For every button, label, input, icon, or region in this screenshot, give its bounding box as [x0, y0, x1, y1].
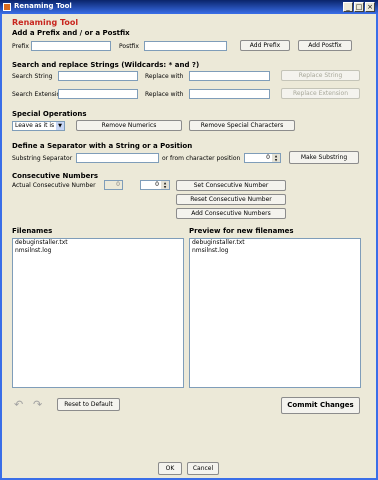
redo-icon[interactable]: ↷ — [33, 398, 42, 411]
preview-list[interactable]: debuginstaller.txt nmsilnst.log — [189, 238, 361, 388]
replace-with-input[interactable] — [189, 71, 270, 81]
search-string-label: Search String — [12, 73, 53, 80]
spin-down-icon[interactable]: ▼ — [272, 158, 280, 162]
minimize-button[interactable]: _ — [343, 2, 353, 12]
filenames-list[interactable]: debuginstaller.txt nmsilnst.log — [12, 238, 184, 388]
replace-string-button[interactable]: Replace String — [281, 70, 360, 81]
preview-heading: Preview for new filenames — [189, 227, 294, 235]
search-extension-label: Search Extension — [12, 91, 64, 98]
add-consecutive-numbers-button[interactable]: Add Consecutive Numbers — [176, 208, 286, 219]
replace-with-extension-label: Replace with — [145, 91, 184, 98]
replace-extension-button[interactable]: Replace Extension — [281, 88, 360, 99]
chevron-down-icon[interactable]: ▼ — [56, 122, 64, 130]
app-title: Renaming Tool — [12, 18, 79, 27]
undo-icon[interactable]: ↶ — [14, 398, 23, 411]
reset-consecutive-number-button[interactable]: Reset Consecutive Number — [176, 194, 286, 205]
list-item[interactable]: debuginstaller.txt — [190, 239, 360, 247]
position-spinner[interactable]: 0 ▲ ▼ — [244, 153, 281, 163]
spin-down-icon[interactable]: ▼ — [161, 185, 169, 189]
app-icon — [3, 3, 11, 11]
separator-heading: Define a Separator with a String or a Po… — [12, 142, 193, 150]
special-operations-heading: Special Operations — [12, 110, 87, 118]
remove-numerics-button[interactable]: Remove Numerics — [76, 120, 182, 131]
list-item[interactable]: nmsilnst.log — [13, 247, 183, 255]
search-heading: Search and replace Strings (Wildcards: *… — [12, 61, 200, 69]
postfix-label: Postfix — [119, 43, 139, 50]
remove-special-characters-button[interactable]: Remove Special Characters — [189, 120, 295, 131]
list-item[interactable]: debuginstaller.txt — [13, 239, 183, 247]
maximize-button[interactable]: □ — [354, 2, 364, 12]
prefix-input[interactable] — [31, 41, 111, 51]
position-spinner-value: 0 — [266, 154, 270, 161]
consecutive-spinner-value: 0 — [155, 181, 159, 188]
make-substring-button[interactable]: Make Substring — [289, 151, 359, 164]
replace-with-label: Replace with — [145, 73, 184, 80]
consecutive-numbers-heading: Consecutive Numbers — [12, 172, 98, 180]
replace-with-extension-input[interactable] — [189, 89, 270, 99]
actual-consecutive-field: 0 — [104, 180, 123, 190]
reset-to-default-button[interactable]: Reset to Default — [57, 398, 120, 411]
case-select-value: Leave as it is — [15, 122, 55, 129]
character-position-label: or from character position — [162, 155, 241, 162]
consecutive-spinner[interactable]: 0 ▲ ▼ — [140, 180, 170, 190]
substring-separator-label: Substring Separator — [12, 155, 73, 162]
case-select[interactable]: Leave as it is ▼ — [12, 121, 65, 131]
window-title: Renaming Tool — [14, 2, 72, 10]
list-item[interactable]: nmsilnst.log — [190, 247, 360, 255]
close-button[interactable]: × — [365, 2, 375, 12]
window-title-bar[interactable]: Renaming Tool _ □ × — [0, 0, 378, 14]
set-consecutive-number-button[interactable]: Set Consecutive Number — [176, 180, 286, 191]
commit-changes-button[interactable]: Commit Changes — [281, 397, 360, 414]
filenames-heading: Filenames — [12, 227, 53, 235]
ok-button[interactable]: OK — [158, 462, 182, 475]
prefix-heading: Add a Prefix and / or a Postfix — [12, 29, 130, 37]
add-prefix-button[interactable]: Add Prefix — [240, 40, 290, 51]
cancel-button[interactable]: Cancel — [187, 462, 219, 475]
prefix-label: Prefix — [12, 43, 29, 50]
add-postfix-button[interactable]: Add Postfix — [298, 40, 352, 51]
search-extension-input[interactable] — [58, 89, 138, 99]
search-string-input[interactable] — [58, 71, 138, 81]
postfix-input[interactable] — [144, 41, 227, 51]
actual-consecutive-label: Actual Consecutive Number — [12, 182, 96, 189]
substring-separator-input[interactable] — [76, 153, 159, 163]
########
=== Task details ===
Copy every line of the record above word for word, leaving out the picture.

=== Solution to this exercise ===
For every button, label, input, icon, or region in this screenshot, give its bounding box as [x0, y0, x1, y1].
redo-icon[interactable]: ↷ — [33, 398, 42, 411]
preview-list[interactable]: debuginstaller.txt nmsilnst.log — [189, 238, 361, 388]
replace-with-input[interactable] — [189, 71, 270, 81]
search-string-label: Search String — [12, 73, 53, 80]
spin-down-icon[interactable]: ▼ — [272, 158, 280, 162]
minimize-button[interactable]: _ — [343, 2, 353, 12]
filenames-list[interactable]: debuginstaller.txt nmsilnst.log — [12, 238, 184, 388]
replace-string-button[interactable]: Replace String — [281, 70, 360, 81]
preview-heading: Preview for new filenames — [189, 227, 294, 235]
search-extension-label: Search Extension — [12, 91, 64, 98]
add-consecutive-numbers-button[interactable]: Add Consecutive Numbers — [176, 208, 286, 219]
replace-with-extension-label: Replace with — [145, 91, 184, 98]
replace-extension-button[interactable]: Replace Extension — [281, 88, 360, 99]
chevron-down-icon[interactable]: ▼ — [56, 122, 64, 130]
app-title: Renaming Tool — [12, 18, 79, 27]
undo-icon[interactable]: ↶ — [14, 398, 23, 411]
reset-consecutive-number-button[interactable]: Reset Consecutive Number — [176, 194, 286, 205]
list-item[interactable]: debuginstaller.txt — [190, 239, 360, 247]
position-spinner[interactable]: 0 ▲ ▼ — [244, 153, 281, 163]
spin-down-icon[interactable]: ▼ — [161, 185, 169, 189]
app-icon — [3, 3, 11, 11]
separator-heading: Define a Separator with a String or a Po… — [12, 142, 193, 150]
special-operations-heading: Special Operations — [12, 110, 87, 118]
remove-numerics-button[interactable]: Remove Numerics — [76, 120, 182, 131]
list-item[interactable]: nmsilnst.log — [13, 247, 183, 255]
search-heading: Search and replace Strings (Wildcards: *… — [12, 61, 200, 69]
postfix-label: Postfix — [119, 43, 139, 50]
remove-special-characters-button[interactable]: Remove Special Characters — [189, 120, 295, 131]
list-item[interactable]: debuginstaller.txt — [13, 239, 183, 247]
maximize-button[interactable]: □ — [354, 2, 364, 12]
prefix-input[interactable] — [31, 41, 111, 51]
position-spinner-value: 0 — [266, 154, 270, 161]
consecutive-spinner-value: 0 — [155, 181, 159, 188]
make-substring-button[interactable]: Make Substring — [289, 151, 359, 164]
replace-with-label: Replace with — [145, 73, 184, 80]
consecutive-numbers-heading: Consecutive Numbers — [12, 172, 98, 180]
replace-with-extension-input[interactable] — [189, 89, 270, 99]
actual-consecutive-field: 0 — [104, 180, 123, 190]
reset-to-default-button[interactable]: Reset to Default — [57, 398, 120, 411]
case-select-value: Leave as it is — [15, 122, 55, 129]
character-position-label: or from character position — [162, 155, 241, 162]
consecutive-spinner[interactable]: 0 ▲ ▼ — [140, 180, 170, 190]
substring-separator-label: Substring Separator — [12, 155, 73, 162]
case-select[interactable]: Leave as it is ▼ — [12, 121, 65, 131]
window-title: Renaming Tool — [14, 2, 72, 10]
list-item[interactable]: nmsilnst.log — [190, 247, 360, 255]
close-button[interactable]: × — [365, 2, 375, 12]
window-title-bar[interactable]: Renaming Tool _ □ × — [0, 0, 378, 14]
set-consecutive-number-button[interactable]: Set Consecutive Number — [176, 180, 286, 191]
commit-changes-button[interactable]: Commit Changes — [281, 397, 360, 414]
filenames-heading: Filenames — [12, 227, 53, 235]
ok-button[interactable]: OK — [158, 462, 182, 475]
prefix-heading: Add a Prefix and / or a Postfix — [12, 29, 130, 37]
add-prefix-button[interactable]: Add Prefix — [240, 40, 290, 51]
cancel-button[interactable]: Cancel — [187, 462, 219, 475]
prefix-label: Prefix — [12, 43, 29, 50]
add-postfix-button[interactable]: Add Postfix — [298, 40, 352, 51]
search-extension-input[interactable] — [58, 89, 138, 99]
search-string-input[interactable] — [58, 71, 138, 81]
postfix-input[interactable] — [144, 41, 227, 51]
actual-consecutive-label: Actual Consecutive Number — [12, 182, 96, 189]
substring-separator-input[interactable] — [76, 153, 159, 163]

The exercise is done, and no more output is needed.